(Some records)
BEGIN

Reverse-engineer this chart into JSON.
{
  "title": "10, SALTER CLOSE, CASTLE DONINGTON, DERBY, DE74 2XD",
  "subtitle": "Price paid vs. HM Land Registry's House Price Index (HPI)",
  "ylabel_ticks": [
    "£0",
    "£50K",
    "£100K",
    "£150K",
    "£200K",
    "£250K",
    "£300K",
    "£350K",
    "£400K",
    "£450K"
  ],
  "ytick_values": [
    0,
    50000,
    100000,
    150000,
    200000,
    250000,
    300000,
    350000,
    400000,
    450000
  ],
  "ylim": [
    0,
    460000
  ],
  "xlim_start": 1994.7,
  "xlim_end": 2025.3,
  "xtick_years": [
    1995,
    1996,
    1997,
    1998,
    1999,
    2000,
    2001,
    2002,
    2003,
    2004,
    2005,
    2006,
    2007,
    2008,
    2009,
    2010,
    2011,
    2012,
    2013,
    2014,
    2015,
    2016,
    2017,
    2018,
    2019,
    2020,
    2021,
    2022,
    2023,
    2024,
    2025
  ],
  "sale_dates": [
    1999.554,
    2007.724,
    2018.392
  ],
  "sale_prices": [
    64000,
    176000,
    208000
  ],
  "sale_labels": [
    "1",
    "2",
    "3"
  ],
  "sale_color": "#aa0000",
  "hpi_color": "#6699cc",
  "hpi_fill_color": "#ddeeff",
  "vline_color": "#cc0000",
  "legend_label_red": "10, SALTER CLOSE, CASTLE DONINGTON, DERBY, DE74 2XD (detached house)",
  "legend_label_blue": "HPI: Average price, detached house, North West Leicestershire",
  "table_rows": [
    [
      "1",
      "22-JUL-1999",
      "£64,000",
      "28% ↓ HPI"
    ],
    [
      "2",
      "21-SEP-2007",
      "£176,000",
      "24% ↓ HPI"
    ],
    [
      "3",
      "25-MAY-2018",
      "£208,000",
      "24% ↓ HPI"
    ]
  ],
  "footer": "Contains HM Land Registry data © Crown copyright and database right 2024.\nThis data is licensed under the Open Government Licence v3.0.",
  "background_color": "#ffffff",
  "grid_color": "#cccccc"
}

END

Exercise instructions → Print all of the data exactly as it was given.

Answer for this exercise →
Reverse-engineer this chart into JSON.
{
  "title": "10, SALTER CLOSE, CASTLE DONINGTON, DERBY, DE74 2XD",
  "subtitle": "Price paid vs. HM Land Registry's House Price Index (HPI)",
  "ylabel_ticks": [
    "£0",
    "£50K",
    "£100K",
    "£150K",
    "£200K",
    "£250K",
    "£300K",
    "£350K",
    "£400K",
    "£450K"
  ],
  "ytick_values": [
    0,
    50000,
    100000,
    150000,
    200000,
    250000,
    300000,
    350000,
    400000,
    450000
  ],
  "ylim": [
    0,
    460000
  ],
  "xlim_start": 1994.7,
  "xlim_end": 2025.3,
  "xtick_years": [
    1995,
    1996,
    1997,
    1998,
    1999,
    2000,
    2001,
    2002,
    2003,
    2004,
    2005,
    2006,
    2007,
    2008,
    2009,
    2010,
    2011,
    2012,
    2013,
    2014,
    2015,
    2016,
    2017,
    2018,
    2019,
    2020,
    2021,
    2022,
    2023,
    2024,
    2025
  ],
  "sale_dates": [
    1999.554,
    2007.724,
    2018.392
  ],
  "sale_prices": [
    64000,
    176000,
    208000
  ],
  "sale_labels": [
    "1",
    "2",
    "3"
  ],
  "sale_color": "#aa0000",
  "hpi_color": "#6699cc",
  "hpi_fill_color": "#ddeeff",
  "vline_color": "#cc0000",
  "legend_label_red": "10, SALTER CLOSE, CASTLE DONINGTON, DERBY, DE74 2XD (detached house)",
  "legend_label_blue": "HPI: Average price, detached house, North West Leicestershire",
  "table_rows": [
    [
      "1",
      "22-JUL-1999",
      "£64,000",
      "28% ↓ HPI"
    ],
    [
      "2",
      "21-SEP-2007",
      "£176,000",
      "24% ↓ HPI"
    ],
    [
      "3",
      "25-MAY-2018",
      "£208,000",
      "24% ↓ HPI"
    ]
  ],
  "footer": "Contains HM Land Registry data © Crown copyright and database right 2024.\nThis data is licensed under the Open Government Licence v3.0.",
  "background_color": "#ffffff",
  "grid_color": "#cccccc"
}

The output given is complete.